Dataset entries
##############################
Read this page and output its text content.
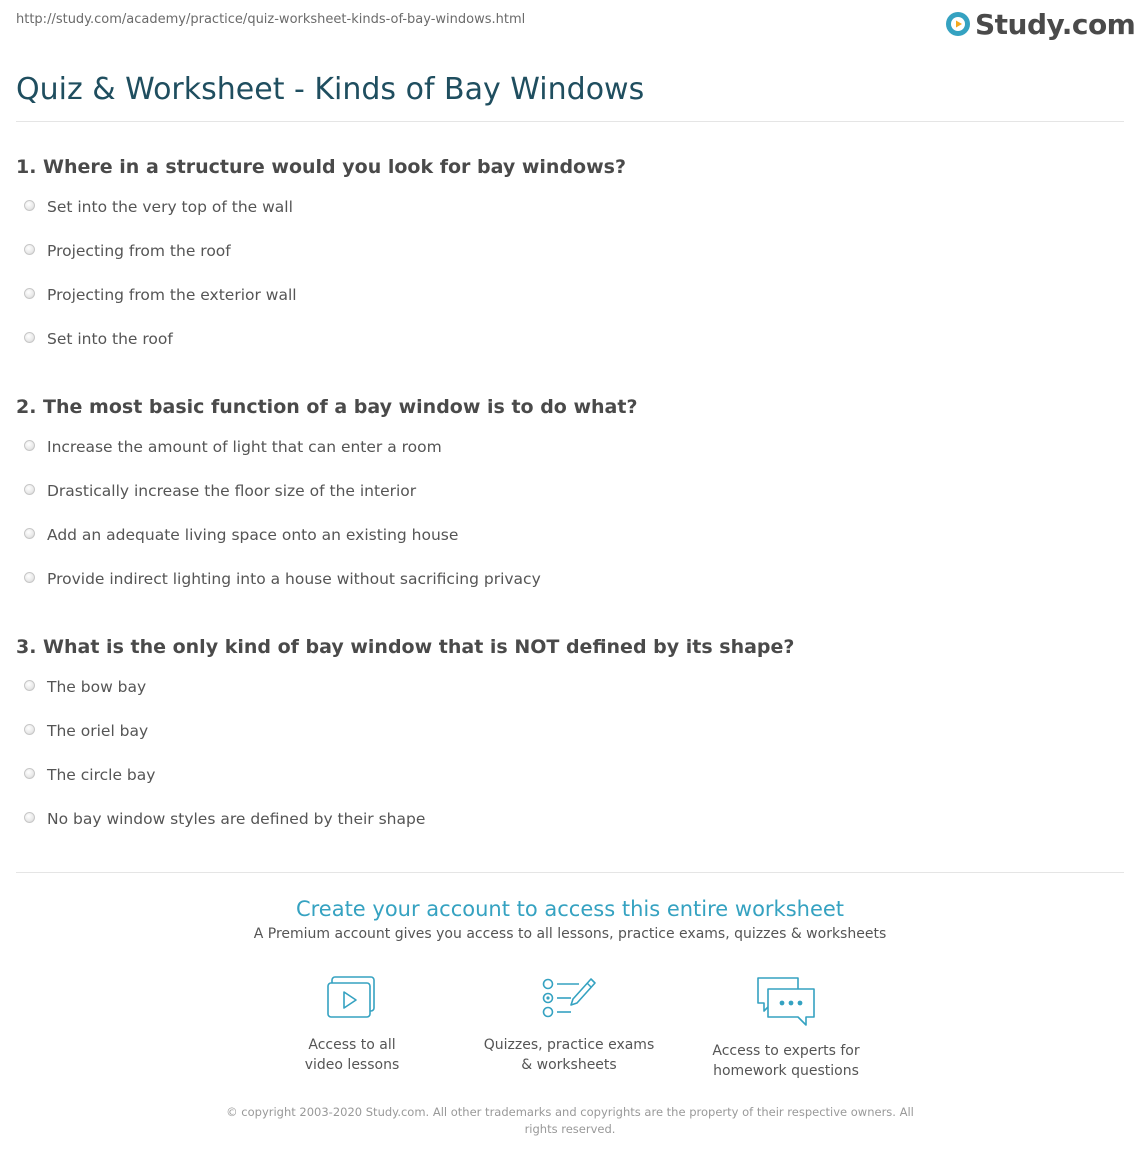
http://study.com/academy/practice/quiz-worksheet-kinds-of-bay-windows.html	Study.com
Quiz & Worksheet - Kinds of Bay Windows
1. Where in a structure would you look for bay windows?
Set into the very top of the wall
Projecting from the roof
Projecting from the exterior wall
Set into the roof
2. The most basic function of a bay window is to do what?
Increase the amount of light that can enter a room
Drastically increase the floor size of the interior
Add an adequate living space onto an existing house
Provide indirect lighting into a house without sacrificing privacy
3. What is the only kind of bay window that is NOT defined by its shape?
The bow bay
The oriel bay
The circle bay
No bay window styles are defined by their shape
Create your account to access this entire worksheet
A Premium account gives you access to all lessons, practice exams, quizzes & worksheets
Access to all
video lessons
Quizzes, practice exams
& worksheets
Access to experts for
homework questions
© copyright 2003-2020 Study.com. All other trademarks and copyrights are the property of their respective owners. All rights reserved.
##############################
→ **YOUR TASK**
Pictures in the records above should not be copied. Repeat everything else exactly.

→ **IN RESPONSE**
Read this page and output its text content.
http://study.com/academy/practice/quiz-worksheet-kinds-of-bay-windows.html	Study.com
Quiz & Worksheet - Kinds of Bay Windows
1. Where in a structure would you look for bay windows?
Set into the very top of the wall
Projecting from the roof
Projecting from the exterior wall
Set into the roof
2. The most basic function of a bay window is to do what?
Increase the amount of light that can enter a room
Drastically increase the floor size of the interior
Add an adequate living space onto an existing house
Provide indirect lighting into a house without sacrificing privacy
3. What is the only kind of bay window that is NOT defined by its shape?
The bow bay
The oriel bay
The circle bay
No bay window styles are defined by their shape
Create your account to access this entire worksheet
A Premium account gives you access to all lessons, practice exams, quizzes & worksheets
Access to all
video lessons
Quizzes, practice exams
& worksheets
Access to experts for
homework questions
© copyright 2003-2020 Study.com. All other trademarks and copyrights are the property of their respective owners. All rights reserved.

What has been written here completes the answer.